◆ Exercise set
1. Can you rewrite the stretch from "3. Results and" through "in Table 2." in the RT-DETR excerpt, putting "crop processing" in place of "agricultural engineering"?
2. Could you shorten the paragraph of the RT-DETR excerpt that begins "To validate the comprehensive performance" while keeping its main facts?
3. What would follow the final sentence of the RT-DETR excerpt? Continue it from there.

◆ Document text
:::::

2.5. Loss Function Upgrade: Inner-Shape-IoU

During the training process of object detection, the bounding box regression loss function directly determines the accuracy of localization. The original RT-DETR employs Generalized Intersection over Union (GIoU) or Complete Intersection over Union (CIoU) as the regression loss [39]. However, when confronted with unstructured agricultural environments, the existing loss functions have been shown to have limitations. In order to address this issue, this paper puts forward the Inner-Shape-IoU loss function. This loss function combines the advantages of both the Shape-IoU and Inner-IoU formulas: while traditional IoU primarily focuses on the area of overlap, Shape-IoU further considers the shape and scale features of the bounding boxes [40,41]. The introduction of aspect ratio as a constraint is pivotal in facilitating the model’s acquisition of the target’s intrinsic geometric configuration. In order to address the challenge of matching difficulties caused by vanishing or unstable gradients in small-target IoU, Inner-IoU introduces an auxiliary scale factor ratio. It calculates IoU by generating smaller auxiliary boxes centered on the Ground Truth (GT) and anchor boxes, as shown in Figure 5.

The improved formula proposed in this paper is defined as follows:

L_{I n n e r - S h a p e - I o U} = 1 - I o U_{i n n e r} + R_{s h a p e}

(2)

where IoU_inner is the inner intersection-over-union score calculated based on the auxiliary scale factor ratio:

b_{i n n e r_{g} t} = b_{c_{g} t} \pm r a t i o \cdot (b_{g t} - b_{c_{g} t})

(3)

b_{i n n e r_{p} r e d} = b_{c_{p} r e d} \pm r a t i o \cdot (b_{p r e d} - b_{c_{p} r e d})

(4)

3. Results and Discussion

3.1. Comparison Experiment

To validate the comprehensive performance of the improved RT-DETR model, we selected the most widely used models in the field of agricultural engineering: YOLOv5s, YOLOv8n, YOLOv10, along with the original RT-DETR and DETR as controls for this experiment [42,43,44,45]. Evaluation metrics included mean mAP50, number of parameters (Params), and frames per second (FPSs). To ensure fair comparison, all benchmark models were trained from scratch on our dataset under the identical experimental settings shown in Table 2.

As shown in Table 3, the RT-DETRCD model proposed in this paper demonstrates significant advantages in accuracy compared to other models. Compared to the original RT-DETR, the improved model achieves a 3.3% increase in the mAP50, indicating enhanced capability in characterizing corn impurity features. Although the introduction of the RFAConv and DySample modules slightly increased the number of parameters by 0.7 million and FPS from 74 to 68, it remains above the real-time standards typically required for industrial production lines, achieving an effective balance between high precision and real-time performance. Although mAP50 improved by 4.7%, mAP50:95 slightly decreased from 68.2% to 65.2%. These results indicate the model performs well under coarse IoU thresholds but requires further optimization for high-precision localization under stricter IoU standards. Nevertheless, in industrial sorting applications, mAP50 typically better reflects practical performance, as moderate localization errors do not significantly impact downstream processing.

:::::

◆ Data shown
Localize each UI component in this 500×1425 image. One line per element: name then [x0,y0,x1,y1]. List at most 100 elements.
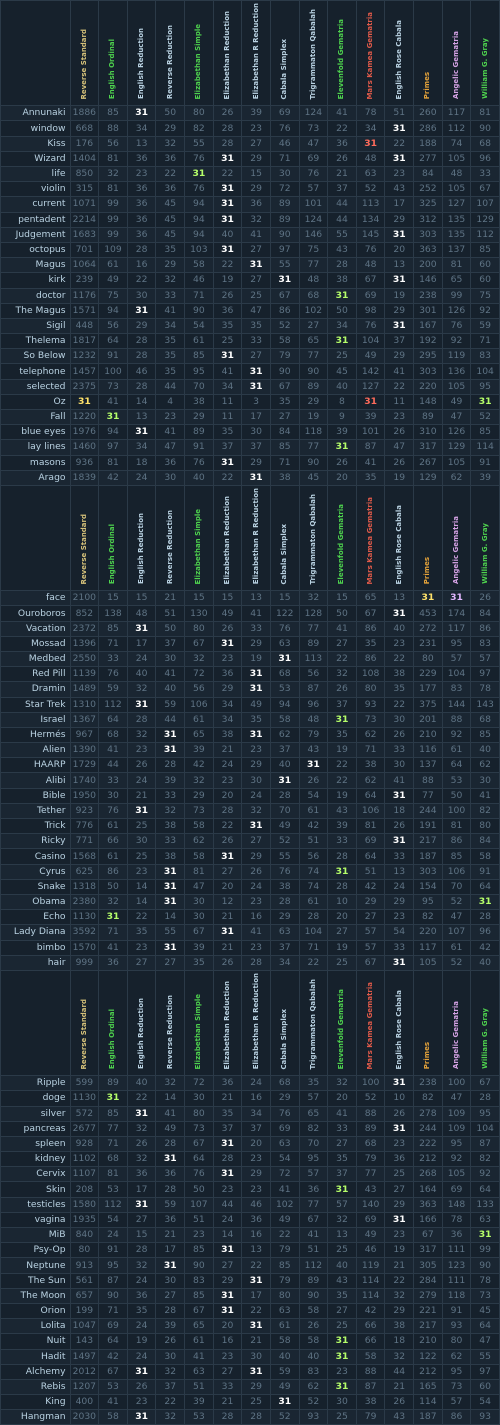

:::::

◆ Responses by task
1.
3. Results and Discussion

3.1. Comparison Experiment

To validate the comprehensive performance of the improved RT-DETR model, we selected the most widely used models in the field of crop processing: YOLOv5s, YOLOv8n, YOLOv10, along with the original RT-DETR and DETR as controls for this experiment [42,43,44,45]. Evaluation metrics included mean mAP50, number of parameters (Params), and frames per second (FPSs). To ensure fair comparison, all benchmark models were trained from scratch on our dataset under the identical experimental settings shown in Table 2.

2. The improved RT-DETR model was tested against YOLOv5s, YOLOv8n, YOLOv10, the original RT-DETR and DETR, which are the most widely used models in agricultural engineering. The metrics were mean mAP50, number of parameters (Params) and frames per second (FPSs). For a fair comparison, every benchmark model was trained from scratch on the same dataset under the identical settings in Table 2.

3.
To further investigate the model’s performance across different impurity types, we calculated the AP50 values for each category, as shown in Table 4. Compared to the baseline model, our model achieved significant improvements in mAP for glass shards and corn stalks, increasing by 5.8% and 4.2%, respectively. This demonstrates that the DySample incorporated into our model exhibits a distinct advantage in preserving edge details of transparent and slender objects. For other object categories, mAP values also improved across the board. These results confirm that the DySample module effectively addresses the specific challenges posed by diverse impurity shapes and textures.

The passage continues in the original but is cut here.